● GOAL OF THE EXERCISE
Read through the entries below and return each line with the word "tách".

● DATA SUPPLIED

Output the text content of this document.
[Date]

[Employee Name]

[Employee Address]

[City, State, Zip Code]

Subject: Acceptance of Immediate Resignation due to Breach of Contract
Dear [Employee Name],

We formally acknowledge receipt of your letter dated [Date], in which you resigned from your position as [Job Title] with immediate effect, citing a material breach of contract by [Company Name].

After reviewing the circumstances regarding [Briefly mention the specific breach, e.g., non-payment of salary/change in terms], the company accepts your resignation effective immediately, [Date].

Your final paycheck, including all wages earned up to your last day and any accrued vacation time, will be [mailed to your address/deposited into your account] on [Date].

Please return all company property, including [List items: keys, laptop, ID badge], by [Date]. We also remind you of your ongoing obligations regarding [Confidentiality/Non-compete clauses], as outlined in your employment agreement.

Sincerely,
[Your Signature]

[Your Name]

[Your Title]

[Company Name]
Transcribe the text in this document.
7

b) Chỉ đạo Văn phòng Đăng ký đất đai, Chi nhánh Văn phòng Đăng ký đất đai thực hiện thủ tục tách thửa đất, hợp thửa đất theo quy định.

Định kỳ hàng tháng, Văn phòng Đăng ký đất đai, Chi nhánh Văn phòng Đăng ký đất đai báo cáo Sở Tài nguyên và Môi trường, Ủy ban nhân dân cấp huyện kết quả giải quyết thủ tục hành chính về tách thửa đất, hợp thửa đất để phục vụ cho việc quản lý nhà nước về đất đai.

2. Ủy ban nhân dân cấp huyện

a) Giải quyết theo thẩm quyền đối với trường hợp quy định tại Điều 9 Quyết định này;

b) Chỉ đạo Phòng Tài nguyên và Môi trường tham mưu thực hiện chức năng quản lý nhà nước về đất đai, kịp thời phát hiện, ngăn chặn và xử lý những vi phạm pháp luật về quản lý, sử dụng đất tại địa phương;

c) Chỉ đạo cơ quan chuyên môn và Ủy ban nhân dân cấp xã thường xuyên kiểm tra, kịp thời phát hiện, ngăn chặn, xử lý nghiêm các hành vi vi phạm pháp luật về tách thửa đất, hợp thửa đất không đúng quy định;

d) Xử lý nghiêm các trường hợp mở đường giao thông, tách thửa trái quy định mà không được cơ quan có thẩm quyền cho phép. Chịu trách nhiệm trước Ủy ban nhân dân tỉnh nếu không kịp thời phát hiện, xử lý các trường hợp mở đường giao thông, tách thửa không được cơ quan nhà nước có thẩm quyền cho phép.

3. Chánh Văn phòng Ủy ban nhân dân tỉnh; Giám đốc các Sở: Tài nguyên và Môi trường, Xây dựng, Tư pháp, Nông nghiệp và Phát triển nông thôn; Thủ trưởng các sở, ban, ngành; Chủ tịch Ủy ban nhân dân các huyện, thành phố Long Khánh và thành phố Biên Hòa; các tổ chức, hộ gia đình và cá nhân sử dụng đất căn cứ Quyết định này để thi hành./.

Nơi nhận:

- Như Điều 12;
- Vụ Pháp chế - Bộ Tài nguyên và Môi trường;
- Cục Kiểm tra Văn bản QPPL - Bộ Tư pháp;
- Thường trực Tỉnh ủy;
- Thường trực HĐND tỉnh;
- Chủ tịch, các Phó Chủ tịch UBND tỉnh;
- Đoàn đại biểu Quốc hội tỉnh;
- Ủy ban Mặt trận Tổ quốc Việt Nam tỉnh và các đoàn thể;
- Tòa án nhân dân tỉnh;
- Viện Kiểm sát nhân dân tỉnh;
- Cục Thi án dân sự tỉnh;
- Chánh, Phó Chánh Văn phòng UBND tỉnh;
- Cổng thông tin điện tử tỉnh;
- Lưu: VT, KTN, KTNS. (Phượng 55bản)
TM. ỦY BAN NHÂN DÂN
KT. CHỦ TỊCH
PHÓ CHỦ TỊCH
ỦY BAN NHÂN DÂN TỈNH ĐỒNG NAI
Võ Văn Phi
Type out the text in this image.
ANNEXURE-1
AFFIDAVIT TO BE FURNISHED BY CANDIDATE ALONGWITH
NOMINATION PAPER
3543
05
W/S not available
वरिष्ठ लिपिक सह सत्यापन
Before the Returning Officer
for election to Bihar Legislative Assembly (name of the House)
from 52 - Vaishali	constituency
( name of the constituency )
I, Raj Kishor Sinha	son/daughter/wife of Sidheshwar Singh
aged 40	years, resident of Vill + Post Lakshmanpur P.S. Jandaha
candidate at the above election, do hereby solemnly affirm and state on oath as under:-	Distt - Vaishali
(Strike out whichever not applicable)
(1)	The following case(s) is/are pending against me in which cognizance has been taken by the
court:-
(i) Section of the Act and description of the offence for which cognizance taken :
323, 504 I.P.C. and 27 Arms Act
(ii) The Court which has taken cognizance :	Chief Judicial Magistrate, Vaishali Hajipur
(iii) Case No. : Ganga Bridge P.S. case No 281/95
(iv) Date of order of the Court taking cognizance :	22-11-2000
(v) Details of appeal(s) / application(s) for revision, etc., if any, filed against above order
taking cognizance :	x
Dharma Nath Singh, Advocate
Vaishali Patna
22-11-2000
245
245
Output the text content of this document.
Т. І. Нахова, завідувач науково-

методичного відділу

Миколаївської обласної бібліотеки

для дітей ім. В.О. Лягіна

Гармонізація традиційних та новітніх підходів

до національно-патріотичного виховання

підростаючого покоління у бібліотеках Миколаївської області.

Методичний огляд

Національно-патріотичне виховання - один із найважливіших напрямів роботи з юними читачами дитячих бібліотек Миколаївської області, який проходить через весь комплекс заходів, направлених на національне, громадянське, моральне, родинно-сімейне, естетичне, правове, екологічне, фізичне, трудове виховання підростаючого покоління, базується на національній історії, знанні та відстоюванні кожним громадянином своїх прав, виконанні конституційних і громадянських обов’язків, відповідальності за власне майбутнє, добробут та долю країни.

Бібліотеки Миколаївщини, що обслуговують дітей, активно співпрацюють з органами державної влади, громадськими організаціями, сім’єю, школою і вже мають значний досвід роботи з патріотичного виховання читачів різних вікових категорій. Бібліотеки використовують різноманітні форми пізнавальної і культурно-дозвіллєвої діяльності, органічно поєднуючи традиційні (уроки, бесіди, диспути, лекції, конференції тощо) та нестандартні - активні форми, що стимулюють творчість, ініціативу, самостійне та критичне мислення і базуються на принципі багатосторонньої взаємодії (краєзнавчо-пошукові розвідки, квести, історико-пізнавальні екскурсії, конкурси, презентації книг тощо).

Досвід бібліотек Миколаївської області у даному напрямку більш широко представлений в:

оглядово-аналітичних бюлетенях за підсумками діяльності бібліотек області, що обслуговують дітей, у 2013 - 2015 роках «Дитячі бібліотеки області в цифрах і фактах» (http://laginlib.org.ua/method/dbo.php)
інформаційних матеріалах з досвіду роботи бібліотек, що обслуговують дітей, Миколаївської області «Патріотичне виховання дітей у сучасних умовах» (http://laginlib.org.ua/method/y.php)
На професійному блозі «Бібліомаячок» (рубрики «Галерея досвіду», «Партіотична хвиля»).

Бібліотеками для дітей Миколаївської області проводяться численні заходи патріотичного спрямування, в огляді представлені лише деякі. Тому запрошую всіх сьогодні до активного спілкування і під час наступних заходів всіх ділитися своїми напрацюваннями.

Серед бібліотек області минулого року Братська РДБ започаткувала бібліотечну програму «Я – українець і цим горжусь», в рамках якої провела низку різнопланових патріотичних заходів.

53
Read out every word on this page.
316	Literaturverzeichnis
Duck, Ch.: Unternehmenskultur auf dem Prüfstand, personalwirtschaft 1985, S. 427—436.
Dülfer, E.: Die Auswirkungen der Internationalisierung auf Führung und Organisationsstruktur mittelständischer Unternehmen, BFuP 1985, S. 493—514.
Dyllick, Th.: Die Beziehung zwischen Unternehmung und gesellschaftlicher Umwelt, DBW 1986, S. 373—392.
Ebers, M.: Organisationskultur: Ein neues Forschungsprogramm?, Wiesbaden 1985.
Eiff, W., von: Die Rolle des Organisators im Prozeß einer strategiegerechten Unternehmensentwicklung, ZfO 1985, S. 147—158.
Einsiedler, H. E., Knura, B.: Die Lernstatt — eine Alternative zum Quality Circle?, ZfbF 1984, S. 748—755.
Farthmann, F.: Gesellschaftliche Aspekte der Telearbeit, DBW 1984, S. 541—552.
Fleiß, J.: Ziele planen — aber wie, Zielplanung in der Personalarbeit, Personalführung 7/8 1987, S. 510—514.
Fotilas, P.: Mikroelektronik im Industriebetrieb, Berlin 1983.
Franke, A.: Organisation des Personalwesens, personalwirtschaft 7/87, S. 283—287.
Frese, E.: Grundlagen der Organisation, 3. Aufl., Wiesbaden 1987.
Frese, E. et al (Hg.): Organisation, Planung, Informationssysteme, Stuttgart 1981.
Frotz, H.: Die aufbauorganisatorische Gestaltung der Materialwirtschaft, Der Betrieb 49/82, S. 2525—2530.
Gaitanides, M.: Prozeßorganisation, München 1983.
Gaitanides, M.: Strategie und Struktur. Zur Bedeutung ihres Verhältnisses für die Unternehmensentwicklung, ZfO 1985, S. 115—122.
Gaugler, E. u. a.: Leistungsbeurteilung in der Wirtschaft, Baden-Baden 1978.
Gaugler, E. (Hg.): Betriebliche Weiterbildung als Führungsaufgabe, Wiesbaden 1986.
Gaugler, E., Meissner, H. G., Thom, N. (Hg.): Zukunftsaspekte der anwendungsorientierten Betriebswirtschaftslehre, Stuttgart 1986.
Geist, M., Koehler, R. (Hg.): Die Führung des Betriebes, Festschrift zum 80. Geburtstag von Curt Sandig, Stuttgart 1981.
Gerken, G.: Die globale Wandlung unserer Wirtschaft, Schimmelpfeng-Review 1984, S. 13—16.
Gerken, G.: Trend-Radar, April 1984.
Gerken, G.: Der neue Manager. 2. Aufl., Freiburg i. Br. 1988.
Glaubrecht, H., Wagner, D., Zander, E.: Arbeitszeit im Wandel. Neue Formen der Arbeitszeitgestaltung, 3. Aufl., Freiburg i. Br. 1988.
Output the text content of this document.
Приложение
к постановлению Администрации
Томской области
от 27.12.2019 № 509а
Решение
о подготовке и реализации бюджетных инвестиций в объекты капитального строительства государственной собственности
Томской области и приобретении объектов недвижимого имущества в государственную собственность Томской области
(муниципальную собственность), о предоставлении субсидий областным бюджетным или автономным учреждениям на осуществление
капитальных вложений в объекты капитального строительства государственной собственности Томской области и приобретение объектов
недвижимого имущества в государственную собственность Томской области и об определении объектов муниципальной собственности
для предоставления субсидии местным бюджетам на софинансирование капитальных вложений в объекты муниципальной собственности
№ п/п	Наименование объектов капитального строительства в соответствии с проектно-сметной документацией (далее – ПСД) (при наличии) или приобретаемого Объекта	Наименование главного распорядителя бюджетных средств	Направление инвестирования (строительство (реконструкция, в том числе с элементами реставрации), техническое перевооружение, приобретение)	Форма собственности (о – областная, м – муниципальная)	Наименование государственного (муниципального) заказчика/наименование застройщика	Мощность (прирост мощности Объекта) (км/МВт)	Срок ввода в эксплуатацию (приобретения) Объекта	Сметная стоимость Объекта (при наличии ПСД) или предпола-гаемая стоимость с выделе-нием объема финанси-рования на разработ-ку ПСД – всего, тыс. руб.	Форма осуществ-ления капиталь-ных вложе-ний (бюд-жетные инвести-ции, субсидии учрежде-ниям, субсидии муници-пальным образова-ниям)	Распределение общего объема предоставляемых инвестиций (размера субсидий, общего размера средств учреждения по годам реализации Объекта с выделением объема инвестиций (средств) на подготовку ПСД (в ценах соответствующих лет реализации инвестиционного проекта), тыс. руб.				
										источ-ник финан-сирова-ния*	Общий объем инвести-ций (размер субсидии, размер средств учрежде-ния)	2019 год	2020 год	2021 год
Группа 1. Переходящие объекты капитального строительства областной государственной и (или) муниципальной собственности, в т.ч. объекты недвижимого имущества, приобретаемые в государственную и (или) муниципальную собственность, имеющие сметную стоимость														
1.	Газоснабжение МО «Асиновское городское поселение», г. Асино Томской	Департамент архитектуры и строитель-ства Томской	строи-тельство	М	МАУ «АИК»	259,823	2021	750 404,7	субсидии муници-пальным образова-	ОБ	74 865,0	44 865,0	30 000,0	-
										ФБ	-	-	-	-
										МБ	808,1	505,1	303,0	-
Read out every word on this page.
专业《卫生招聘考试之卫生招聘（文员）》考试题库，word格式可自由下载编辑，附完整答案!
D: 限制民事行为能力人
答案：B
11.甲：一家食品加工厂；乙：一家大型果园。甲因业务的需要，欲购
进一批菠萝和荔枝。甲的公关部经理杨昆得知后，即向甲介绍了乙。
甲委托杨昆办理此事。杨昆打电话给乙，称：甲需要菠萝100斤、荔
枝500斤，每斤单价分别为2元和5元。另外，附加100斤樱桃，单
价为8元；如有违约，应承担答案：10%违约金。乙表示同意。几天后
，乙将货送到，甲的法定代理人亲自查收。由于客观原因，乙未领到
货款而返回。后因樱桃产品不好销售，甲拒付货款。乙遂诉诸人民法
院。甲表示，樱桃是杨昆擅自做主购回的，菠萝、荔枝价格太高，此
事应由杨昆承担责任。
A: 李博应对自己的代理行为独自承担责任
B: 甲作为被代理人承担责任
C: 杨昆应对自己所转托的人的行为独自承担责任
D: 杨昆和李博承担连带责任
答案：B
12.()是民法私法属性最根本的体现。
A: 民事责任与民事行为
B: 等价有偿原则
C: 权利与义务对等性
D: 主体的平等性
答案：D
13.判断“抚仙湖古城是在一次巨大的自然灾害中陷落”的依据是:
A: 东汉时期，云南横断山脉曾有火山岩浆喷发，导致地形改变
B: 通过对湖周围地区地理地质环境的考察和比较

● TASK ANSWER
b) Chỉ đạo Văn phòng Đăng ký đất đai, Chi nhánh Văn phòng Đăng ký đất đai thực hiện thủ tục tách thửa đất, hợp thửa đất theo quy định.
Định kỳ hàng tháng, Văn phòng Đăng ký đất đai, Chi nhánh Văn phòng Đăng ký đất đai báo cáo Sở Tài nguyên và Môi trường, Ủy ban nhân dân cấp huyện kết quả giải quyết thủ tục hành chính về tách thửa đất, hợp thửa đất để phục vụ cho việc quản lý nhà nước về đất đai.
c) Chỉ đạo cơ quan chuyên môn và Ủy ban nhân dân cấp xã thường xuyên kiểm tra, kịp thời phát hiện, ngăn chặn, xử lý nghiêm các hành vi vi phạm pháp luật về tách thửa đất, hợp thửa đất không đúng quy định;
d) Xử lý nghiêm các trường hợp mở đường giao thông, tách thửa trái quy định mà không được cơ quan có thẩm quyền cho phép. Chịu trách nhiệm trước Ủy ban nhân dân tỉnh nếu không kịp thời phát hiện, xử lý các trường hợp mở đường giao thông, tách thửa không được cơ quan nhà nước có thẩm quyền cho phép.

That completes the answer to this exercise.